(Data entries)
## BEGIN

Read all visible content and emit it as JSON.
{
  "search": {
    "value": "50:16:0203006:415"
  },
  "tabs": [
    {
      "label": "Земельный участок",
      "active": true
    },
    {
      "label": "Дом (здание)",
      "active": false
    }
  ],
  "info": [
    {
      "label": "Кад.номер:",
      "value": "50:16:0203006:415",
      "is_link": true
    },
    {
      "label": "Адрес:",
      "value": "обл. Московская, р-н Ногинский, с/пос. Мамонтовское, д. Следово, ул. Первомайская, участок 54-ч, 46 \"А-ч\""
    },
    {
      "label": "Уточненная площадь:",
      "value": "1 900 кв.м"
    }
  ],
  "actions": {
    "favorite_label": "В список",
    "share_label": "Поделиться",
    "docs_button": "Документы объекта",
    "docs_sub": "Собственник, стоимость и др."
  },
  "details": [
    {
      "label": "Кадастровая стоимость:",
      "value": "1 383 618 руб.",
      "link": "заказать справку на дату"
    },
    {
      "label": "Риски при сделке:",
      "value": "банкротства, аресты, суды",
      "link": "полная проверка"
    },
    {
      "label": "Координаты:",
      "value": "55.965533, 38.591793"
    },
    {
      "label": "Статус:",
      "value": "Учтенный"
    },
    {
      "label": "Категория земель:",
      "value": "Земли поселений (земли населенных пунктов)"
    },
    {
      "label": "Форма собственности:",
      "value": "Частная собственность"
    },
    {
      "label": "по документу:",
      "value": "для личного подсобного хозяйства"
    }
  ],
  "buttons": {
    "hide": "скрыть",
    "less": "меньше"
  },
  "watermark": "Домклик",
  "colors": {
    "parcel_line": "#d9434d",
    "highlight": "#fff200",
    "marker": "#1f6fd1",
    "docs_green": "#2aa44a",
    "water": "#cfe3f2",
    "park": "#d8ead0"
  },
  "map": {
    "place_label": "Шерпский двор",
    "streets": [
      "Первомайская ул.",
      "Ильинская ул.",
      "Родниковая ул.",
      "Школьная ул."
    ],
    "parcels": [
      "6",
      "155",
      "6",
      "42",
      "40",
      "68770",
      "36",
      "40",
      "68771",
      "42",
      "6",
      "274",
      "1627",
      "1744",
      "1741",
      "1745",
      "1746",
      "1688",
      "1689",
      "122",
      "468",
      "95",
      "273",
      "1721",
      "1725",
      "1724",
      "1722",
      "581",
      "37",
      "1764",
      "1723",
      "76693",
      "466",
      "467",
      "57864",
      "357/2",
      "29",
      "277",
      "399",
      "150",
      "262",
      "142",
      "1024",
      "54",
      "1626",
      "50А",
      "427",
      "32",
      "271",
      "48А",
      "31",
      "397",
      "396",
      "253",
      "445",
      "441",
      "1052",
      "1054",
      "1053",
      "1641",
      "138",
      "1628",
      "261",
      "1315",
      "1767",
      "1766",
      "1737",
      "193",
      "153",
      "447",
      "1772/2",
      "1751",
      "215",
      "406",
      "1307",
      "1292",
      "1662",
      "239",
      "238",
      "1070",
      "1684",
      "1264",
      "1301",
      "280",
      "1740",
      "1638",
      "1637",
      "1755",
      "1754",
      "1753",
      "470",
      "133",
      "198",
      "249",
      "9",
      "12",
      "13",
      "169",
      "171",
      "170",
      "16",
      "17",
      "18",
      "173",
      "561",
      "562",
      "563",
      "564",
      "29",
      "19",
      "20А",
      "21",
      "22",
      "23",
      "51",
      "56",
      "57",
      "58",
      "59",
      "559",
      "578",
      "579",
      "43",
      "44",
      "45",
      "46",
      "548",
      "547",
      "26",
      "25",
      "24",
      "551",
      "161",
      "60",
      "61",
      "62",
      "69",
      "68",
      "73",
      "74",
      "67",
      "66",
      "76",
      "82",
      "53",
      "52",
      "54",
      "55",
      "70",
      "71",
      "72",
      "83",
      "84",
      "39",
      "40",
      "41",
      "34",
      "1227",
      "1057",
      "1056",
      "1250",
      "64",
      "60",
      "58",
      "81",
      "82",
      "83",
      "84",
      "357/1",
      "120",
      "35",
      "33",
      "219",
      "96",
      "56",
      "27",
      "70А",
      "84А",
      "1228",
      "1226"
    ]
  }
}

## END

**What the exercise asks**
Write out the listing once more, matching it exactly.

**Exercise solution**
Read all visible content and emit it as JSON.
{
  "search": {
    "value": "50:16:0203006:415"
  },
  "tabs": [
    {
      "label": "Земельный участок",
      "active": true
    },
    {
      "label": "Дом (здание)",
      "active": false
    }
  ],
  "info": [
    {
      "label": "Кад.номер:",
      "value": "50:16:0203006:415",
      "is_link": true
    },
    {
      "label": "Адрес:",
      "value": "обл. Московская, р-н Ногинский, с/пос. Мамонтовское, д. Следово, ул. Первомайская, участок 54-ч, 46 \"А-ч\""
    },
    {
      "label": "Уточненная площадь:",
      "value": "1 900 кв.м"
    }
  ],
  "actions": {
    "favorite_label": "В список",
    "share_label": "Поделиться",
    "docs_button": "Документы объекта",
    "docs_sub": "Собственник, стоимость и др."
  },
  "details": [
    {
      "label": "Кадастровая стоимость:",
      "value": "1 383 618 руб.",
      "link": "заказать справку на дату"
    },
    {
      "label": "Риски при сделке:",
      "value": "банкротства, аресты, суды",
      "link": "полная проверка"
    },
    {
      "label": "Координаты:",
      "value": "55.965533, 38.591793"
    },
    {
      "label": "Статус:",
      "value": "Учтенный"
    },
    {
      "label": "Категория земель:",
      "value": "Земли поселений (земли населенных пунктов)"
    },
    {
      "label": "Форма собственности:",
      "value": "Частная собственность"
    },
    {
      "label": "по документу:",
      "value": "для личного подсобного хозяйства"
    }
  ],
  "buttons": {
    "hide": "скрыть",
    "less": "меньше"
  },
  "watermark": "Домклик",
  "colors": {
    "parcel_line": "#d9434d",
    "highlight": "#fff200",
    "marker": "#1f6fd1",
    "docs_green": "#2aa44a",
    "water": "#cfe3f2",
    "park": "#d8ead0"
  },
  "map": {
    "place_label": "Шерпский двор",
    "streets": [
      "Первомайская ул.",
      "Ильинская ул.",
      "Родниковая ул.",
      "Школьная ул."
    ],
    "parcels": [
      "6",
      "155",
      "6",
      "42",
      "40",
      "68770",
      "36",
      "40",
      "68771",
      "42",
      "6",
      "274",
      "1627",
      "1744",
      "1741",
      "1745",
      "1746",
      "1688",
      "1689",
      "122",
      "468",
      "95",
      "273",
      "1721",
      "1725",
      "1724",
      "1722",
      "581",
      "37",
      "1764",
      "1723",
      "76693",
      "466",
      "467",
      "57864",
      "357/2",
      "29",
      "277",
      "399",
      "150",
      "262",
      "142",
      "1024",
      "54",
      "1626",
      "50А",
      "427",
      "32",
      "271",
      "48А",
      "31",
      "397",
      "396",
      "253",
      "445",
      "441",
      "1052",
      "1054",
      "1053",
      "1641",
      "138",
      "1628",
      "261",
      "1315",
      "1767",
      "1766",
      "1737",
      "193",
      "153",
      "447",
      "1772/2",
      "1751",
      "215",
      "406",
      "1307",
      "1292",
      "1662",
      "239",
      "238",
      "1070",
      "1684",
      "1264",
      "1301",
      "280",
      "1740",
      "1638",
      "1637",
      "1755",
      "1754",
      "1753",
      "470",
      "133",
      "198",
      "249",
      "9",
      "12",
      "13",
      "169",
      "171",
      "170",
      "16",
      "17",
      "18",
      "173",
      "561",
      "562",
      "563",
      "564",
      "29",
      "19",
      "20А",
      "21",
      "22",
      "23",
      "51",
      "56",
      "57",
      "58",
      "59",
      "559",
      "578",
      "579",
      "43",
      "44",
      "45",
      "46",
      "548",
      "547",
      "26",
      "25",
      "24",
      "551",
      "161",
      "60",
      "61",
      "62",
      "69",
      "68",
      "73",
      "74",
      "67",
      "66",
      "76",
      "82",
      "53",
      "52",
      "54",
      "55",
      "70",
      "71",
      "72",
      "83",
      "84",
      "39",
      "40",
      "41",
      "34",
      "1227",
      "1057",
      "1056",
      "1250",
      "64",
      "60",
      "58",
      "81",
      "82",
      "83",
      "84",
      "357/1",
      "120",
      "35",
      "33",
      "219",
      "96",
      "56",
      "27",
      "70А",
      "84А",
      "1228",
      "1226"
    ]
  }
}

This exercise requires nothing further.